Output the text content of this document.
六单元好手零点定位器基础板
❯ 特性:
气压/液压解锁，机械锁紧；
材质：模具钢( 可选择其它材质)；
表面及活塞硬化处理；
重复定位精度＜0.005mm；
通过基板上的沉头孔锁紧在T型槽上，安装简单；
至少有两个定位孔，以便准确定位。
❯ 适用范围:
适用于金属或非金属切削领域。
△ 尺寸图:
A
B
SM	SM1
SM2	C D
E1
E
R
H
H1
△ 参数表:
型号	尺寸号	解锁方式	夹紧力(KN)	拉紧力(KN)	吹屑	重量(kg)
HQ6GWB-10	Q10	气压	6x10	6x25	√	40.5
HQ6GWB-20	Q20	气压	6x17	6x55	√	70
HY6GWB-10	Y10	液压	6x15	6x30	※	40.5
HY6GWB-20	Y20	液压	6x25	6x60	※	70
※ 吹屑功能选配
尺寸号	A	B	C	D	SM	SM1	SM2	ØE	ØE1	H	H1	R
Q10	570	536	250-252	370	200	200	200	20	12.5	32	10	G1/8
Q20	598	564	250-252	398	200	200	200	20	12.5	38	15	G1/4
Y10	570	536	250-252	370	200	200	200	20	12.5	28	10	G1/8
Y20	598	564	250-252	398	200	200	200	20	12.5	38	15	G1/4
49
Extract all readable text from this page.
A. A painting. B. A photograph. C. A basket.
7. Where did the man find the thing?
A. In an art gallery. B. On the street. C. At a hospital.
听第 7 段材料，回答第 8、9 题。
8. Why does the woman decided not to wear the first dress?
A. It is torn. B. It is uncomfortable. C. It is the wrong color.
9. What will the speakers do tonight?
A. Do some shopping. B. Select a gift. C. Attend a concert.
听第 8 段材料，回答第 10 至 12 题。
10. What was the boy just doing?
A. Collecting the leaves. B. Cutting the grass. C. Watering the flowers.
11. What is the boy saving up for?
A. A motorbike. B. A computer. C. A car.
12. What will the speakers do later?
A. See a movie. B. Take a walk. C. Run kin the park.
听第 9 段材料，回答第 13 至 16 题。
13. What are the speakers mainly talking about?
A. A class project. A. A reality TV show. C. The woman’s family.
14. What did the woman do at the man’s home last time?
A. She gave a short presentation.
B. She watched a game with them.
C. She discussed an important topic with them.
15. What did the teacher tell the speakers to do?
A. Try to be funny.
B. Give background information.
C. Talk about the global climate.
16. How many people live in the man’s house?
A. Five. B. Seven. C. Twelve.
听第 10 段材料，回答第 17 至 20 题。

PROBLEM REQUIREMENTS :: Find each line that has the word "woman", then copy it out.

EXERCISE SOLUTION ::
8. Why does the woman decided not to wear the first dress?
A. A class project. A. A reality TV show. C. The woman’s family.
14. What did the woman do at the man’s home last time?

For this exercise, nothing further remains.